**Exercise description**
Which lines hold the string "楚天高速"? Copy every one of them.

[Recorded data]
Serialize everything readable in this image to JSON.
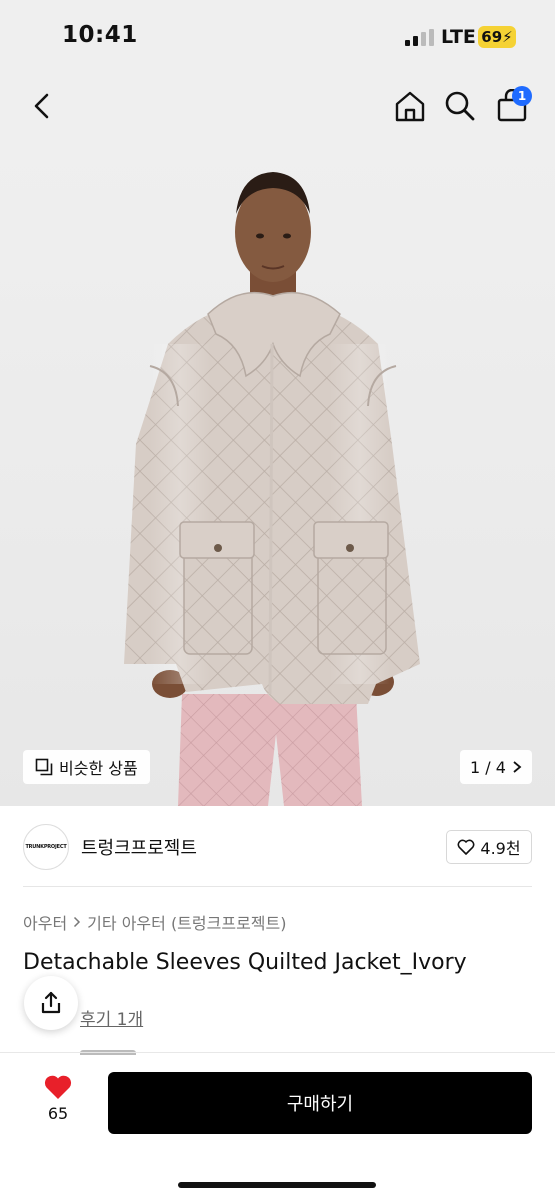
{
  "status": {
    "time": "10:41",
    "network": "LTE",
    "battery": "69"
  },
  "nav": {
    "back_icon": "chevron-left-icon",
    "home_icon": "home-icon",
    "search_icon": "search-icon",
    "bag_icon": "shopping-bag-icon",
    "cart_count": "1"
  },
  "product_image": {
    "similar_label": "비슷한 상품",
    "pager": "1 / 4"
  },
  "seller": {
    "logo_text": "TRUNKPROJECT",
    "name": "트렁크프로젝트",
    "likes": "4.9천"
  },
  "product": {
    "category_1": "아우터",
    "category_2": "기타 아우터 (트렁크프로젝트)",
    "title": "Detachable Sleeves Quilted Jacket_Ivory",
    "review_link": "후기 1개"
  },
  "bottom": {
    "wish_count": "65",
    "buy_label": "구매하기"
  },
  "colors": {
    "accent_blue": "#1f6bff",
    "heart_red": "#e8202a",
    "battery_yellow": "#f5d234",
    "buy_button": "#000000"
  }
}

==

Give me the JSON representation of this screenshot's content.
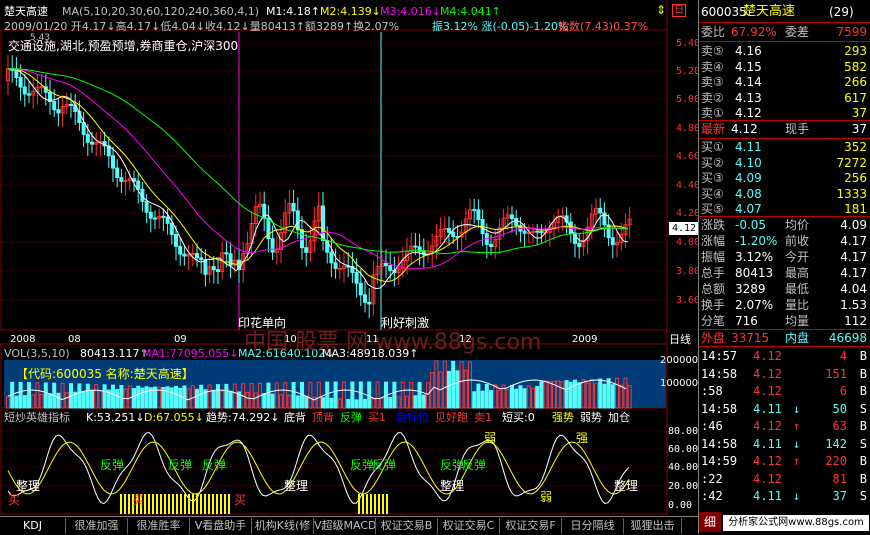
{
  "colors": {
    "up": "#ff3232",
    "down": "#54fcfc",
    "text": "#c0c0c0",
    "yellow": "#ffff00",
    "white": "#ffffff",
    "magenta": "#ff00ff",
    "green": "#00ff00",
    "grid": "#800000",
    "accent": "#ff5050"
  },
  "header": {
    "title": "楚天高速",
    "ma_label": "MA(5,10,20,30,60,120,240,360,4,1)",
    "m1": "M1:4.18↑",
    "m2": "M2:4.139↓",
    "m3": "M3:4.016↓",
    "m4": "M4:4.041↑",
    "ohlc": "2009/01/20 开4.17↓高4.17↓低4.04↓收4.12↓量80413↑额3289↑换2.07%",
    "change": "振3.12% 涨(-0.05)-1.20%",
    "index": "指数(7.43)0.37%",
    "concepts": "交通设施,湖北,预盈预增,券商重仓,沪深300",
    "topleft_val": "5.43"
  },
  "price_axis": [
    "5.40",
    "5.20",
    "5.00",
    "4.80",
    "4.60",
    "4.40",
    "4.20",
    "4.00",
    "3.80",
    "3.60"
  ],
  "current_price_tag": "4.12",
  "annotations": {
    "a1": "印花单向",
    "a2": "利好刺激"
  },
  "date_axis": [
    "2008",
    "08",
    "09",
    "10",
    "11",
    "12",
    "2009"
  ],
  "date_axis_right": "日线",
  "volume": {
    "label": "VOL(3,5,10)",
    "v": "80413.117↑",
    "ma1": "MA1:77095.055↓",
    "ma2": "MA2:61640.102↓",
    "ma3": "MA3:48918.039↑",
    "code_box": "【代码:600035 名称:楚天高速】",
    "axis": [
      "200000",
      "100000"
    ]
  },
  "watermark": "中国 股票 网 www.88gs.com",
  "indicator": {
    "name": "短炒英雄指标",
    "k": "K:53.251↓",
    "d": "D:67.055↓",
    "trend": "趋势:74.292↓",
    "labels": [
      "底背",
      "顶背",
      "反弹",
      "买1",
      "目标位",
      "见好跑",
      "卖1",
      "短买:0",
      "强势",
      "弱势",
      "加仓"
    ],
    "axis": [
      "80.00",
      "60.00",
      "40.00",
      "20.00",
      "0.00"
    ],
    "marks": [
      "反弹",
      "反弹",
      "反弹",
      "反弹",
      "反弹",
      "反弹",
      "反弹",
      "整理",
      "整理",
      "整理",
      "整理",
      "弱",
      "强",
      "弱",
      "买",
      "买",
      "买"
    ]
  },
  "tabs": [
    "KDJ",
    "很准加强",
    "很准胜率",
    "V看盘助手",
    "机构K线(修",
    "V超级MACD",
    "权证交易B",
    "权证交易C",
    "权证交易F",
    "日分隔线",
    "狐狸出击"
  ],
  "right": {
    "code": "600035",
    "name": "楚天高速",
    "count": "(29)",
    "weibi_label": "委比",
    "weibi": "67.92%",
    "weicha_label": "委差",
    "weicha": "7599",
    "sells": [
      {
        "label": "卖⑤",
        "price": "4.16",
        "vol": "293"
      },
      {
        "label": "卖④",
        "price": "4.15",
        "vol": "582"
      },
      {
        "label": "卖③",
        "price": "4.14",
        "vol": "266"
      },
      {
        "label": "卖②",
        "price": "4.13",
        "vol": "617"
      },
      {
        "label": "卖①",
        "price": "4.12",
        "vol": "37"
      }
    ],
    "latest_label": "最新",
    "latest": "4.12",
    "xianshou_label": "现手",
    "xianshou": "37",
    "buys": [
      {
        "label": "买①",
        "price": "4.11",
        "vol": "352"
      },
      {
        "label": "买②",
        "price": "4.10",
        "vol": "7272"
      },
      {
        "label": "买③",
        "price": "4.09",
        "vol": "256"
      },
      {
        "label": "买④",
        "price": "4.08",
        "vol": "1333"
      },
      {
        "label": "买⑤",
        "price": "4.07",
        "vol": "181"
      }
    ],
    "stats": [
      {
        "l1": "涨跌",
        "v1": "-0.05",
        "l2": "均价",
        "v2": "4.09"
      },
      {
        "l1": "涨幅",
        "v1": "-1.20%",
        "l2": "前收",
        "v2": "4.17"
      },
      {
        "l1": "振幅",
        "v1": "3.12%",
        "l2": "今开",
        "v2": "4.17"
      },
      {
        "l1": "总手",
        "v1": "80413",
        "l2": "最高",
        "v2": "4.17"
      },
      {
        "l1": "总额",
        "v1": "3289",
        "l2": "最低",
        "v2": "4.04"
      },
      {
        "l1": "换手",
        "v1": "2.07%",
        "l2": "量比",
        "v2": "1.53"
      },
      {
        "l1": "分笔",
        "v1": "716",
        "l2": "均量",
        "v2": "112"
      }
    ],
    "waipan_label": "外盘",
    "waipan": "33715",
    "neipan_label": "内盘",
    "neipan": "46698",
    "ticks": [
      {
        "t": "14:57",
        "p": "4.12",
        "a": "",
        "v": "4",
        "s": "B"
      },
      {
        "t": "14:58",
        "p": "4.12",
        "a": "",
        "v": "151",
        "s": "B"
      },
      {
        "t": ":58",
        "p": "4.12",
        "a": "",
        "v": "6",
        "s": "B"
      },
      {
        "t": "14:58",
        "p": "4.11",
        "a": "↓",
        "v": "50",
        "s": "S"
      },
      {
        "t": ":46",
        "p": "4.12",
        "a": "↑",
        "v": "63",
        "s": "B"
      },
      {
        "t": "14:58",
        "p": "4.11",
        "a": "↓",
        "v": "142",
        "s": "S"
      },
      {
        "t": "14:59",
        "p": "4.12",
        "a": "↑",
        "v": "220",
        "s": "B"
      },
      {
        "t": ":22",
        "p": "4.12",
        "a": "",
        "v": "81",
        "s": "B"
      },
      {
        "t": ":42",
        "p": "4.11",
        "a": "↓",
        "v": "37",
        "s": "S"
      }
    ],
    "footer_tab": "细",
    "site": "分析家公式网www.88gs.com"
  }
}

**Exercise answer**
    "title": "楚天高速",
    "code_box": "【代码:600035 名称:楚天高速】",
    "name": "楚天高速",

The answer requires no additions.